> [Problem details]:
Check each line of the records below and collect those that include the word "integracji".

━━━━

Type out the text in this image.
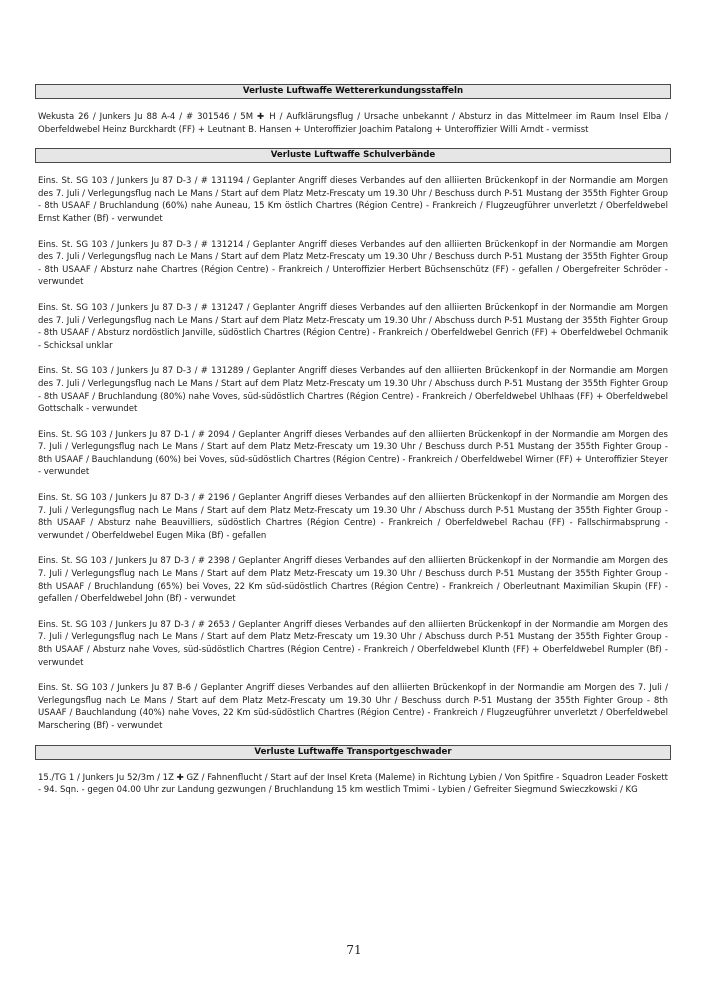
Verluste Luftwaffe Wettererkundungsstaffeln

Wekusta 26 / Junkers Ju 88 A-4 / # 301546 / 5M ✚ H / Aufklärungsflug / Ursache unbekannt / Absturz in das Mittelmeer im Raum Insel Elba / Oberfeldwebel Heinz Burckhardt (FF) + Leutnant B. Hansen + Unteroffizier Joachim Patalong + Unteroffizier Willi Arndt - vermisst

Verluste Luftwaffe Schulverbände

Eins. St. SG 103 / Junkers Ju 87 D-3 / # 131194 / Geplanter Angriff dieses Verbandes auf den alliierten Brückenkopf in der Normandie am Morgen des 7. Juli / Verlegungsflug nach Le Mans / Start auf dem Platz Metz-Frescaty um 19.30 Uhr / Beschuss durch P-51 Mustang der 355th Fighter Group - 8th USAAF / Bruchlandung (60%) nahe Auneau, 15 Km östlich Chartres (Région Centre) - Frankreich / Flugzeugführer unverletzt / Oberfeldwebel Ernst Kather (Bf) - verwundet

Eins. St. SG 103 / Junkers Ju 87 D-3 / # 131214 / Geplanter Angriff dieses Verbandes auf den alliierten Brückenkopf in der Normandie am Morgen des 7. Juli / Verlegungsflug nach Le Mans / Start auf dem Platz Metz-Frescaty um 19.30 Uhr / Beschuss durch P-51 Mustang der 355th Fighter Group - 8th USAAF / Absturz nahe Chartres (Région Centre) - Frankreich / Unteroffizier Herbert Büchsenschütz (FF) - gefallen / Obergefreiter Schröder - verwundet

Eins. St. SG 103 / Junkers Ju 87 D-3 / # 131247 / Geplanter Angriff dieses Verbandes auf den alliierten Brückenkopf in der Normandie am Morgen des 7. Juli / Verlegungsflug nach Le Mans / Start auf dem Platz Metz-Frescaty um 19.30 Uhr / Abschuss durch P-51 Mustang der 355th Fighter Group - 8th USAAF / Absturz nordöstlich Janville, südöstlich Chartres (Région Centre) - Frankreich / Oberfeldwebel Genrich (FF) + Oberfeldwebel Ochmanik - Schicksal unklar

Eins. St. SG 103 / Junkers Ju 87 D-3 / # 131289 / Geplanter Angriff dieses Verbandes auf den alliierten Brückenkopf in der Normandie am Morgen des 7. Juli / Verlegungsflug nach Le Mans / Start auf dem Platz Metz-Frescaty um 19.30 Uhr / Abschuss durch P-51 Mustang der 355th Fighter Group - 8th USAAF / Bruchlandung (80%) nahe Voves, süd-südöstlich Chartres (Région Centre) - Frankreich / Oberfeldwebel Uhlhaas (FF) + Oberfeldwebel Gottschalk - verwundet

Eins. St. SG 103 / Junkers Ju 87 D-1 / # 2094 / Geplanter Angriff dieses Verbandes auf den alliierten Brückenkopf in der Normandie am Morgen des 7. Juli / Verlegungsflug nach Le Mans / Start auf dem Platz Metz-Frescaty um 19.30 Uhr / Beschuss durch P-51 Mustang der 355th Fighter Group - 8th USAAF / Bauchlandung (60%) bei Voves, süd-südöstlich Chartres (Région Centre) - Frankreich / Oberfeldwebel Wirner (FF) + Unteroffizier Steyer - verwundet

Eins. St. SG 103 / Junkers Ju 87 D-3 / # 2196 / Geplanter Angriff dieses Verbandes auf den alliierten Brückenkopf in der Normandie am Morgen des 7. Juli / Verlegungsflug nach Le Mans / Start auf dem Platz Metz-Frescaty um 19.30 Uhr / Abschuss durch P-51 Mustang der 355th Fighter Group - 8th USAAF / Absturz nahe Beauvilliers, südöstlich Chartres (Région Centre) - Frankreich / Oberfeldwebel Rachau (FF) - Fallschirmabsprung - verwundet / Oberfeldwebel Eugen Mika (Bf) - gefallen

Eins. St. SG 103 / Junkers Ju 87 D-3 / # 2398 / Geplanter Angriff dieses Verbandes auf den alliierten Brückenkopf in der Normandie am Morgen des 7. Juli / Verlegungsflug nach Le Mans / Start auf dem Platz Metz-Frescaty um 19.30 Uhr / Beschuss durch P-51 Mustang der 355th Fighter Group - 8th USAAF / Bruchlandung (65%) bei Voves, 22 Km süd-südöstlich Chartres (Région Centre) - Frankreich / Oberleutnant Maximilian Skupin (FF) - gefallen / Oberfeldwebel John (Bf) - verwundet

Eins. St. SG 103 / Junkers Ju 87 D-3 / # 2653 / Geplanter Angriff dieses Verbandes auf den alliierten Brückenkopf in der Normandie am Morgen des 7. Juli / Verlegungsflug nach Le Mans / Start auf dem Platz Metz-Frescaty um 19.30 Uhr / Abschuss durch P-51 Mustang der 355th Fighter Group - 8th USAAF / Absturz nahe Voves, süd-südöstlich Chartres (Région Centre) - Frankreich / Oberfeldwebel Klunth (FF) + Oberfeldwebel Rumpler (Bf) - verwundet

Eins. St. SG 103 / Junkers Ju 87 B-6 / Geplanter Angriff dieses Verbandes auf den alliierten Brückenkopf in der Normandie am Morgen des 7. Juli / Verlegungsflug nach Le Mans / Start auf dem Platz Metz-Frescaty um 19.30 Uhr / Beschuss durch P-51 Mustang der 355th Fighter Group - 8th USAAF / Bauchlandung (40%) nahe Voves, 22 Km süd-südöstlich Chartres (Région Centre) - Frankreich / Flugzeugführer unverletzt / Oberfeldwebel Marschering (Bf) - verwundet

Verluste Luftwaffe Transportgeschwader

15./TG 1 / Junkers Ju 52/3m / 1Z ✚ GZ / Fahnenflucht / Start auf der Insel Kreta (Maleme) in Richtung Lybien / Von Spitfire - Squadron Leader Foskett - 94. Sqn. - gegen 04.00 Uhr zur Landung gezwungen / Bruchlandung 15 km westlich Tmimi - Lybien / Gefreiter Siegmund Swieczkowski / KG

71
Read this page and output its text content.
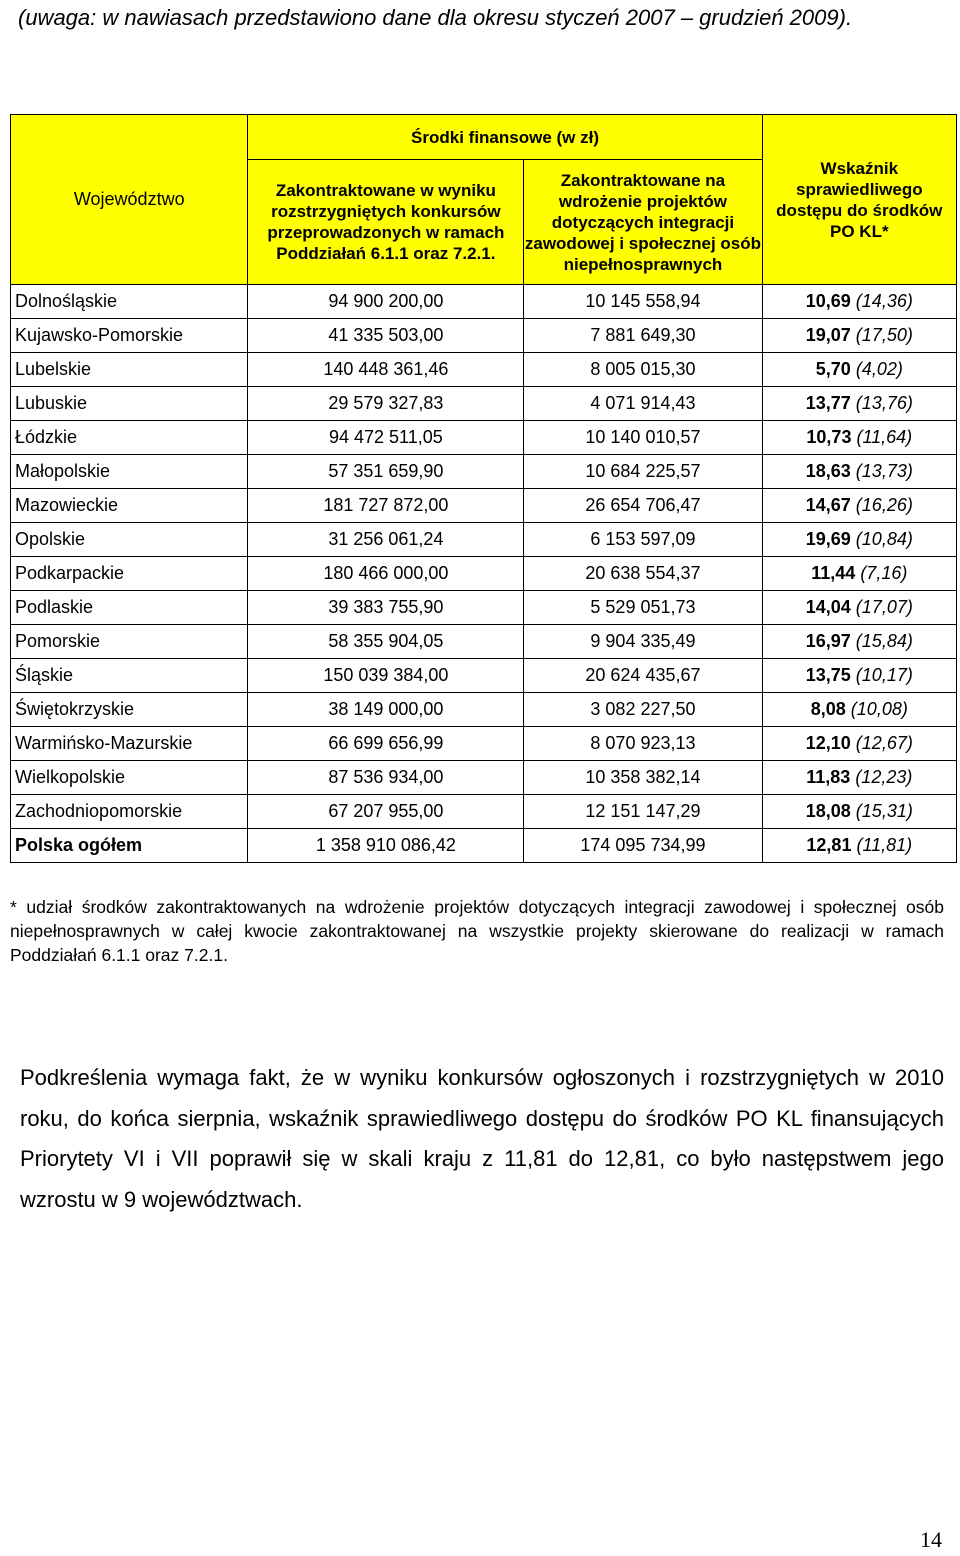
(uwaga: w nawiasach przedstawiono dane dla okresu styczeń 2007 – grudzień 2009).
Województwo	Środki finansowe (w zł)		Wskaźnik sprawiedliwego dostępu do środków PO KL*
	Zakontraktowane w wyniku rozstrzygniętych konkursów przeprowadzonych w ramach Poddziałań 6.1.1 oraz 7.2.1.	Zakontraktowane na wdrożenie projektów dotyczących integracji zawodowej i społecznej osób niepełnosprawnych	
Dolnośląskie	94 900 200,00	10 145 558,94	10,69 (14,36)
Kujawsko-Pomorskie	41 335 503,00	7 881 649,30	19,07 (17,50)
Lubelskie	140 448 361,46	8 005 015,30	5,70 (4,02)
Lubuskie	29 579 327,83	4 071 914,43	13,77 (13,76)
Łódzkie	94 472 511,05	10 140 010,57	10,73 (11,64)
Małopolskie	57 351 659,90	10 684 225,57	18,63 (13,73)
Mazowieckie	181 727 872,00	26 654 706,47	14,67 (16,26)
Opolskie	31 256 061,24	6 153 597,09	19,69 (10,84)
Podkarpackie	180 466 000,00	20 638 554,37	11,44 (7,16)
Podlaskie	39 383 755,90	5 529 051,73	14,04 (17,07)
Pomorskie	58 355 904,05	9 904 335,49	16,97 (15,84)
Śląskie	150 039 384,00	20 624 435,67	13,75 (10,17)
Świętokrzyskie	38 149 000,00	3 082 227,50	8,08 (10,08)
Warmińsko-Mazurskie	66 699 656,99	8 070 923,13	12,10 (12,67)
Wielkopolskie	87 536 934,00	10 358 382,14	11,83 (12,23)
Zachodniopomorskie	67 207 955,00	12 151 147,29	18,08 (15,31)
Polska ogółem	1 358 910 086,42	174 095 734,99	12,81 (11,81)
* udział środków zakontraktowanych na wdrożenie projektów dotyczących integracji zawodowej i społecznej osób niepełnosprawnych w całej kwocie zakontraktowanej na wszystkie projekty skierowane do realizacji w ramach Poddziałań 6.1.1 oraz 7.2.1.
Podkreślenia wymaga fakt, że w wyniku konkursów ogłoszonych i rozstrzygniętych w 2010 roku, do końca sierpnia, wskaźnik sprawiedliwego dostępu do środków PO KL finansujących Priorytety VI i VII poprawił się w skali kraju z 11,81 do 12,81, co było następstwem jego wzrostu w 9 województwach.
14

━━━━

> [Reply to the task]:
	Zakontraktowane w wyniku rozstrzygniętych konkursów przeprowadzonych w ramach Poddziałań 6.1.1 oraz 7.2.1.	Zakontraktowane na wdrożenie projektów dotyczących integracji zawodowej i społecznej osób niepełnosprawnych	
* udział środków zakontraktowanych na wdrożenie projektów dotyczących integracji zawodowej i społecznej osób niepełnosprawnych w całej kwocie zakontraktowanej na wszystkie projekty skierowane do realizacji w ramach Poddziałań 6.1.1 oraz 7.2.1.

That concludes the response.